STATED GOAL:
Of the lines in the records that follow, how many include the word "Fetching"? Answer with a bare number.

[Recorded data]
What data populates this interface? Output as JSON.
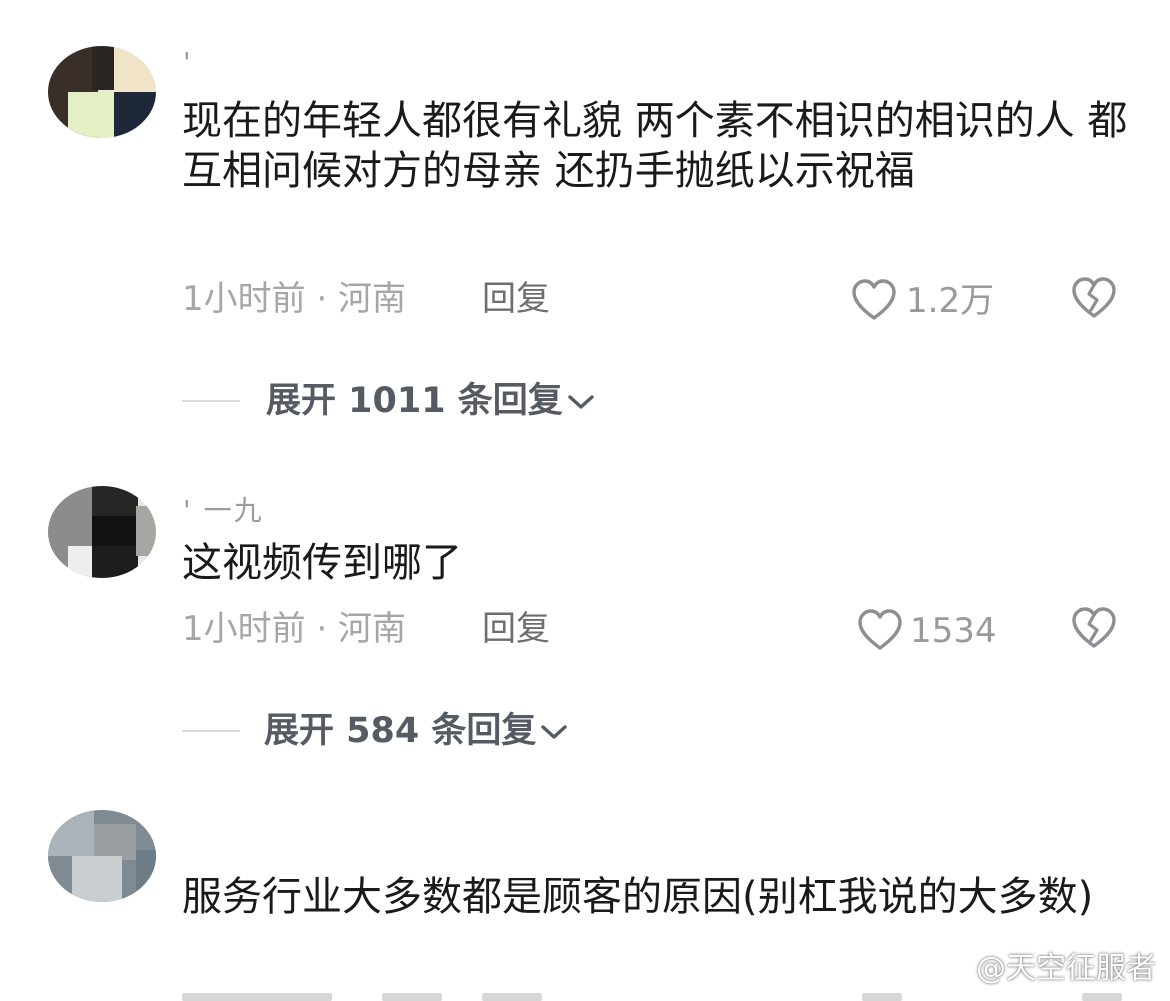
{
  "comments": [
    {
      "username": "' ",
      "text": "现在的年轻人都很有礼貌 两个素不相识的相识的人 都互相问候对方的母亲 还扔手抛纸以示祝福",
      "time_location": "1小时前 · 河南",
      "reply_label": "回复",
      "likes": "1.2万",
      "expand_label": "展开 1011 条回复"
    },
    {
      "username": "' 一九",
      "text": "这视频传到哪了",
      "time_location": "1小时前 · 河南",
      "reply_label": "回复",
      "likes": "1534",
      "expand_label": "展开 584 条回复"
    },
    {
      "username": "",
      "text": "服务行业大多数都是顾客的原因(别杠我说的大多数)"
    }
  ],
  "watermark": "@天空征服者",
  "icons": {
    "like": "heart-outline-icon",
    "dislike": "broken-heart-icon",
    "expand": "chevron-down-icon",
    "watermark": "weibo-logo-icon"
  },
  "colors": {
    "body_text": "#1a1a1a",
    "meta_text": "#a6a6a6",
    "reply_text": "#6e6e6e",
    "expand_text": "#555a63",
    "icon_stroke": "#8e8e93",
    "background": "#ffffff"
  }
}
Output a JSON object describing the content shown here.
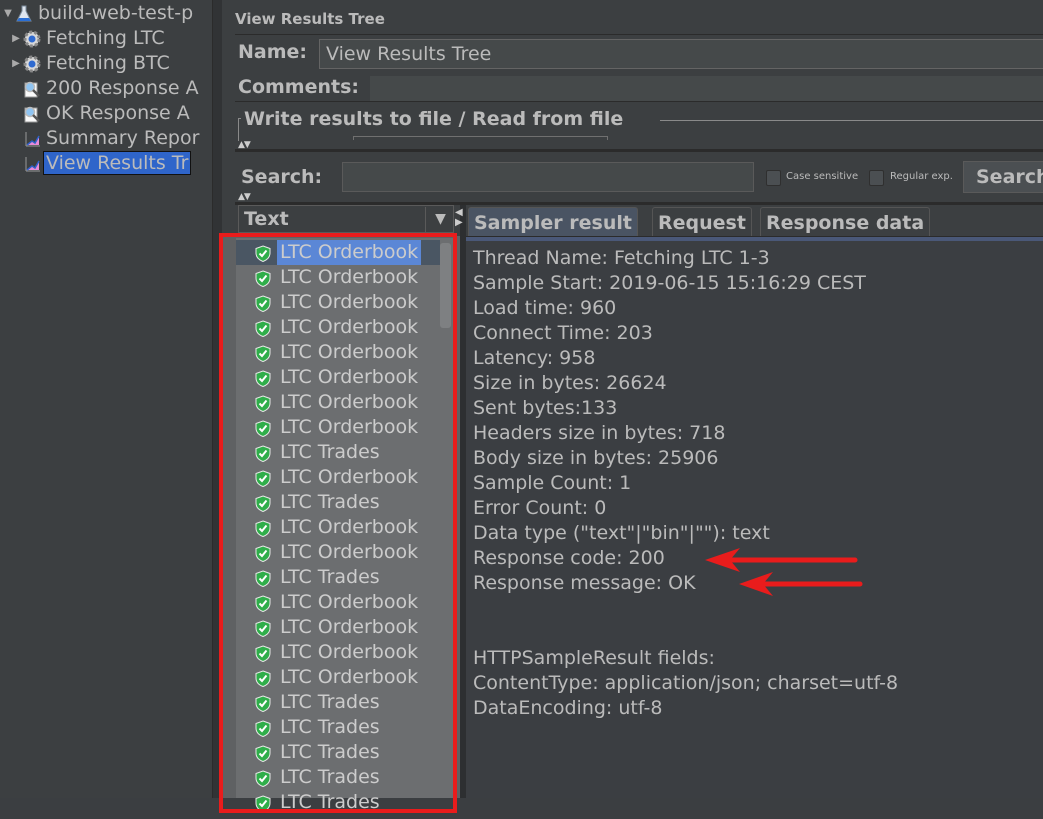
{
  "tree": {
    "root": {
      "label": "build-web-test-p",
      "icon": "flask-icon",
      "expanded": true
    },
    "items": [
      {
        "label": "Fetching LTC",
        "icon": "gear-icon",
        "collapsed": true
      },
      {
        "label": "Fetching BTC",
        "icon": "gear-icon",
        "collapsed": true
      },
      {
        "label": "200 Response A",
        "icon": "magnifier-icon"
      },
      {
        "label": "OK  Response A",
        "icon": "magnifier-icon"
      },
      {
        "label": "Summary Repor",
        "icon": "graph-icon"
      },
      {
        "label": "View Results Tr",
        "icon": "graph-icon",
        "selected": true
      }
    ]
  },
  "panel": {
    "title": "View Results Tree",
    "name_label": "Name:",
    "name_value": "View Results Tree",
    "comments_label": "Comments:",
    "comments_value": "",
    "file_section_label": "Write results to file / Read from file"
  },
  "search": {
    "label": "Search:",
    "value": "",
    "case_sensitive_label": "Case sensitive",
    "case_sensitive_checked": false,
    "regex_label": "Regular exp.",
    "regex_checked": false,
    "button_label": "Search"
  },
  "results": {
    "column_header": "Text",
    "dropdown_glyph": "▼",
    "status_icon": "success-shield-icon",
    "items": [
      {
        "label": "LTC Orderbook",
        "selected": true
      },
      {
        "label": "LTC Orderbook"
      },
      {
        "label": "LTC Orderbook"
      },
      {
        "label": "LTC Orderbook"
      },
      {
        "label": "LTC Orderbook"
      },
      {
        "label": "LTC Orderbook"
      },
      {
        "label": "LTC Orderbook"
      },
      {
        "label": "LTC Orderbook"
      },
      {
        "label": "LTC Trades"
      },
      {
        "label": "LTC Orderbook"
      },
      {
        "label": "LTC Trades"
      },
      {
        "label": "LTC Orderbook"
      },
      {
        "label": "LTC Orderbook"
      },
      {
        "label": "LTC Trades"
      },
      {
        "label": "LTC Orderbook"
      },
      {
        "label": "LTC Orderbook"
      },
      {
        "label": "LTC Orderbook"
      },
      {
        "label": "LTC Orderbook"
      },
      {
        "label": "LTC Trades"
      },
      {
        "label": "LTC Trades"
      },
      {
        "label": "LTC Trades"
      },
      {
        "label": "LTC Trades"
      },
      {
        "label": "LTC Trades"
      }
    ]
  },
  "tabs": [
    {
      "label": "Sampler result",
      "active": true
    },
    {
      "label": "Request"
    },
    {
      "label": "Response data"
    }
  ],
  "sampler_result": {
    "lines": [
      "Thread Name: Fetching LTC 1-3",
      "Sample Start: 2019-06-15 15:16:29 CEST",
      "Load time: 960",
      "Connect Time: 203",
      "Latency: 958",
      "Size in bytes: 26624",
      "Sent bytes:133",
      "Headers size in bytes: 718",
      "Body size in bytes: 25906",
      "Sample Count: 1",
      "Error Count: 0",
      "Data type (\"text\"|\"bin\"|\"\"): text",
      "Response code: 200",
      "Response message: OK",
      "",
      "",
      "HTTPSampleResult fields:",
      "ContentType: application/json; charset=utf-8",
      "DataEncoding: utf-8"
    ]
  },
  "annotations": {
    "highlight_color": "#e91c1c",
    "arrows_point_to": [
      "Response code: 200",
      "Response message: OK"
    ]
  }
}
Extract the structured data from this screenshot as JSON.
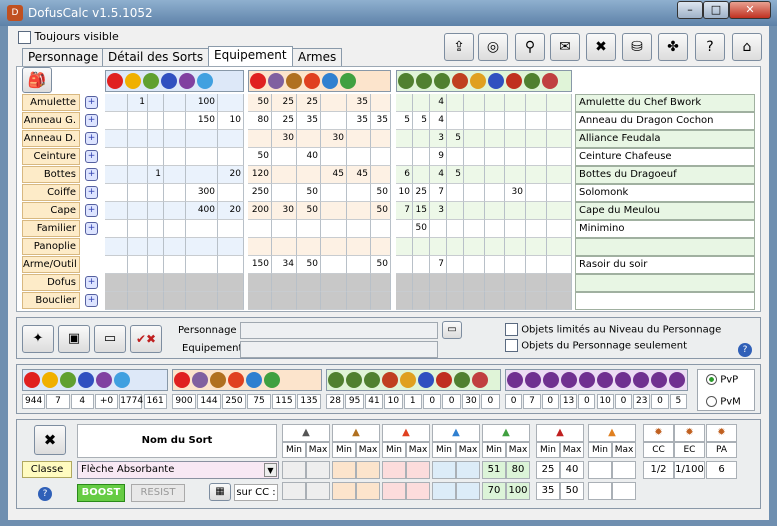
{
  "window": {
    "title": "DofusCalc v1.5.1052",
    "min": "–",
    "max": "□",
    "close": "✕",
    "app_icon": "D"
  },
  "always_visible": "Toujours visible",
  "tabs": [
    "Personnage",
    "Détail des Sorts",
    "Equipement",
    "Armes"
  ],
  "toolbar_icons": [
    "export-icon",
    "globe-icon",
    "magnifier-icon",
    "scroll-icon",
    "tools-icon",
    "bag-icon",
    "puzzle-icon",
    "help-icon",
    "door-icon"
  ],
  "toolbar_glyphs": [
    "⇪",
    "◎",
    "⚲",
    "✉",
    "✖",
    "⛁",
    "✤",
    "?",
    "⌂"
  ],
  "slots": [
    {
      "label": "Amulette",
      "plus": true,
      "item": "Amulette du Chef Bwork",
      "a": [
        "",
        "1",
        "",
        "",
        "100",
        ""
      ],
      "b": [
        "50",
        "25",
        "25",
        "",
        "35",
        ""
      ],
      "c": [
        "",
        "",
        "4",
        "",
        "",
        "",
        "",
        "",
        ""
      ]
    },
    {
      "label": "Anneau G.",
      "plus": true,
      "item": "Anneau du Dragon Cochon",
      "a": [
        "",
        "",
        "",
        "",
        "150",
        "10"
      ],
      "b": [
        "80",
        "25",
        "35",
        "",
        "35",
        "35"
      ],
      "c": [
        "5",
        "5",
        "4",
        "",
        "",
        "",
        "",
        "",
        ""
      ]
    },
    {
      "label": "Anneau D.",
      "plus": true,
      "item": "Alliance Feudala",
      "a": [
        "",
        "",
        "",
        "",
        "",
        ""
      ],
      "b": [
        "",
        "30",
        "",
        "30",
        "",
        ""
      ],
      "c": [
        "",
        "",
        "3",
        "5",
        "",
        "",
        "",
        "",
        ""
      ]
    },
    {
      "label": "Ceinture",
      "plus": true,
      "item": "Ceinture Chafeuse",
      "a": [
        "",
        "",
        "",
        "",
        "",
        ""
      ],
      "b": [
        "50",
        "",
        "40",
        "",
        "",
        ""
      ],
      "c": [
        "",
        "",
        "9",
        "",
        "",
        "",
        "",
        "",
        ""
      ]
    },
    {
      "label": "Bottes",
      "plus": true,
      "item": "Bottes du Dragoeuf",
      "a": [
        "",
        "",
        "1",
        "",
        "",
        "20"
      ],
      "b": [
        "120",
        "",
        "",
        "45",
        "45",
        ""
      ],
      "c": [
        "6",
        "",
        "4",
        "5",
        "",
        "",
        "",
        "",
        ""
      ]
    },
    {
      "label": "Coiffe",
      "plus": true,
      "item": "Solomonk",
      "a": [
        "",
        "",
        "",
        "",
        "300",
        ""
      ],
      "b": [
        "250",
        "",
        "50",
        "",
        "",
        "50"
      ],
      "c": [
        "10",
        "25",
        "7",
        "",
        "",
        "",
        "30",
        "",
        ""
      ]
    },
    {
      "label": "Cape",
      "plus": true,
      "item": "Cape du Meulou",
      "a": [
        "",
        "",
        "",
        "",
        "400",
        "20"
      ],
      "b": [
        "200",
        "30",
        "50",
        "",
        "",
        "50"
      ],
      "c": [
        "7",
        "15",
        "3",
        "",
        "",
        "",
        "",
        "",
        ""
      ]
    },
    {
      "label": "Familier",
      "plus": true,
      "item": "Minimino",
      "a": [
        "",
        "",
        "",
        "",
        "",
        ""
      ],
      "b": [
        "",
        "",
        "",
        "",
        "",
        ""
      ],
      "c": [
        "",
        "50",
        "",
        "",
        "",
        "",
        "",
        "",
        ""
      ]
    },
    {
      "label": "Panoplie",
      "plus": false,
      "item": "",
      "a": [
        "",
        "",
        "",
        "",
        "",
        ""
      ],
      "b": [
        "",
        "",
        "",
        "",
        "",
        ""
      ],
      "c": [
        "",
        "",
        "",
        "",
        "",
        "",
        "",
        "",
        ""
      ]
    },
    {
      "label": "Arme/Outil",
      "plus": false,
      "item": "Rasoir du soir",
      "a": [
        "",
        "",
        "",
        "",
        "",
        ""
      ],
      "b": [
        "150",
        "34",
        "50",
        "",
        "",
        "50"
      ],
      "c": [
        "",
        "",
        "7",
        "",
        "",
        "",
        "",
        "",
        ""
      ]
    },
    {
      "label": "Dofus",
      "plus": true,
      "item": "",
      "a": [
        "",
        "",
        "",
        "",
        "",
        ""
      ],
      "b": [
        "",
        "",
        "",
        "",
        "",
        ""
      ],
      "c": [
        "",
        "",
        "",
        "",
        "",
        "",
        "",
        "",
        ""
      ]
    },
    {
      "label": "Bouclier",
      "plus": true,
      "item": "",
      "a": [
        "",
        "",
        "",
        "",
        "",
        ""
      ],
      "b": [
        "",
        "",
        "",
        "",
        "",
        ""
      ],
      "c": [
        "",
        "",
        "",
        "",
        "",
        "",
        "",
        "",
        ""
      ]
    }
  ],
  "group_a_icons": [
    "heart-icon",
    "star-icon",
    "broom-icon",
    "plane-icon",
    "arrow-circle-icon",
    "circle-icon"
  ],
  "group_b_icons": [
    "heart-icon",
    "wheel-icon",
    "earth-icon",
    "fire-icon",
    "water-icon",
    "air-icon"
  ],
  "group_c_icons": [
    "plus-sword-icon",
    "plus-percent-icon",
    "plus-cc-icon",
    "plus-heal-icon",
    "gear-icon",
    "shield-blue-icon",
    "shield-red-icon",
    "plus-dagger-icon",
    "percent-icon"
  ],
  "profile": {
    "personnage_label": "Personnage",
    "equipement_label": "Equipement",
    "limit_level": "Objets limités au Niveau du Personnage",
    "perso_only": "Objets du Personnage seulement"
  },
  "totals": {
    "a": [
      "944",
      "7",
      "4",
      "+0",
      "1774",
      "161"
    ],
    "b": [
      "900",
      "144",
      "250",
      "75",
      "115",
      "135"
    ],
    "c": [
      "28",
      "95",
      "41",
      "10",
      "1",
      "0",
      "0",
      "30",
      "0"
    ],
    "d": [
      "0",
      "7",
      "0",
      "13",
      "0",
      "10",
      "0",
      "23",
      "0",
      "5"
    ]
  },
  "mode": {
    "pvp": "PvP",
    "pvm": "PvM",
    "selected": "PvP"
  },
  "spell": {
    "header": "Nom du Sort",
    "classe": "Classe",
    "selected": "Flèche Absorbante",
    "boost": "BOOST",
    "resist": "RESIST",
    "sur_cc": "sur CC :",
    "min": "Min",
    "max": "Max",
    "cc": "CC",
    "ec": "EC",
    "pa": "PA",
    "row1": {
      "air": [
        "51",
        "80"
      ],
      "vol": [
        "25",
        "40"
      ],
      "cc": "1/2",
      "ec": "1/100",
      "pa": "6"
    },
    "row2": {
      "air": [
        "70",
        "100"
      ],
      "vol": [
        "35",
        "50"
      ]
    }
  }
}
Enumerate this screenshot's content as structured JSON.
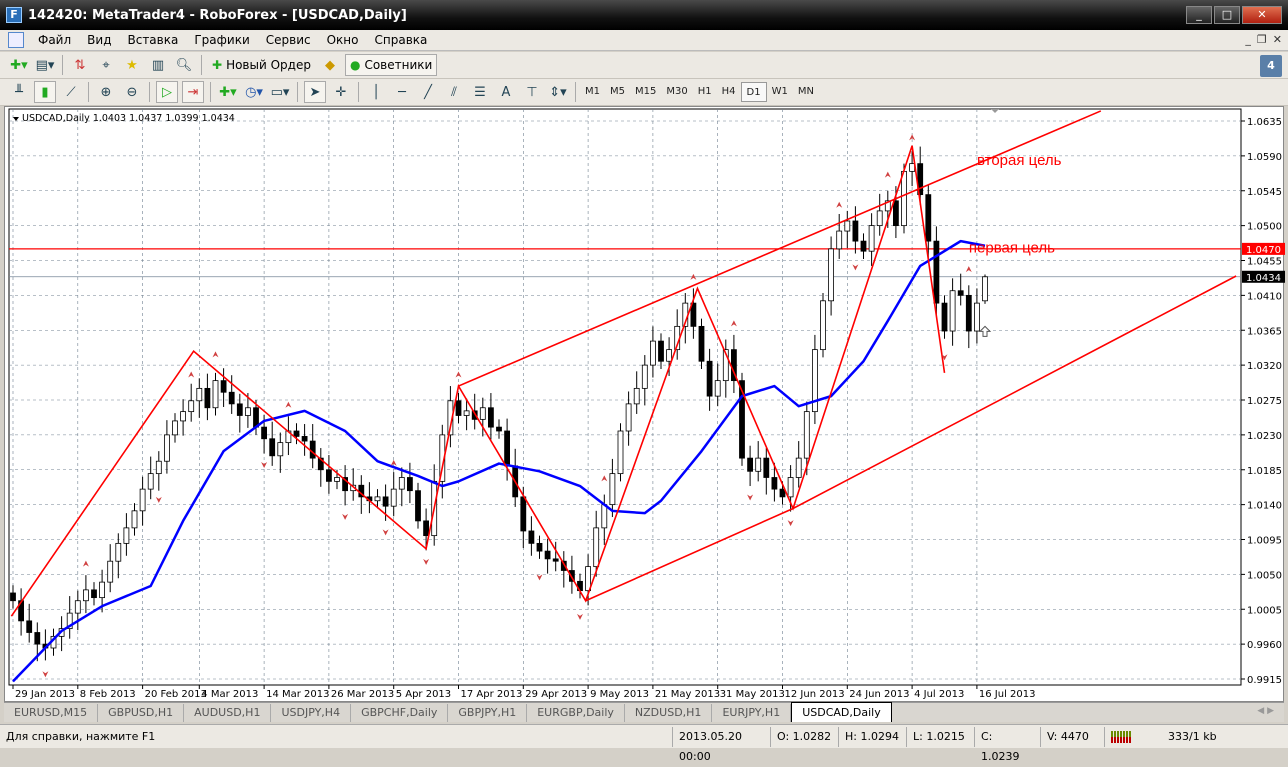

EXERCISE RESPONSE:
3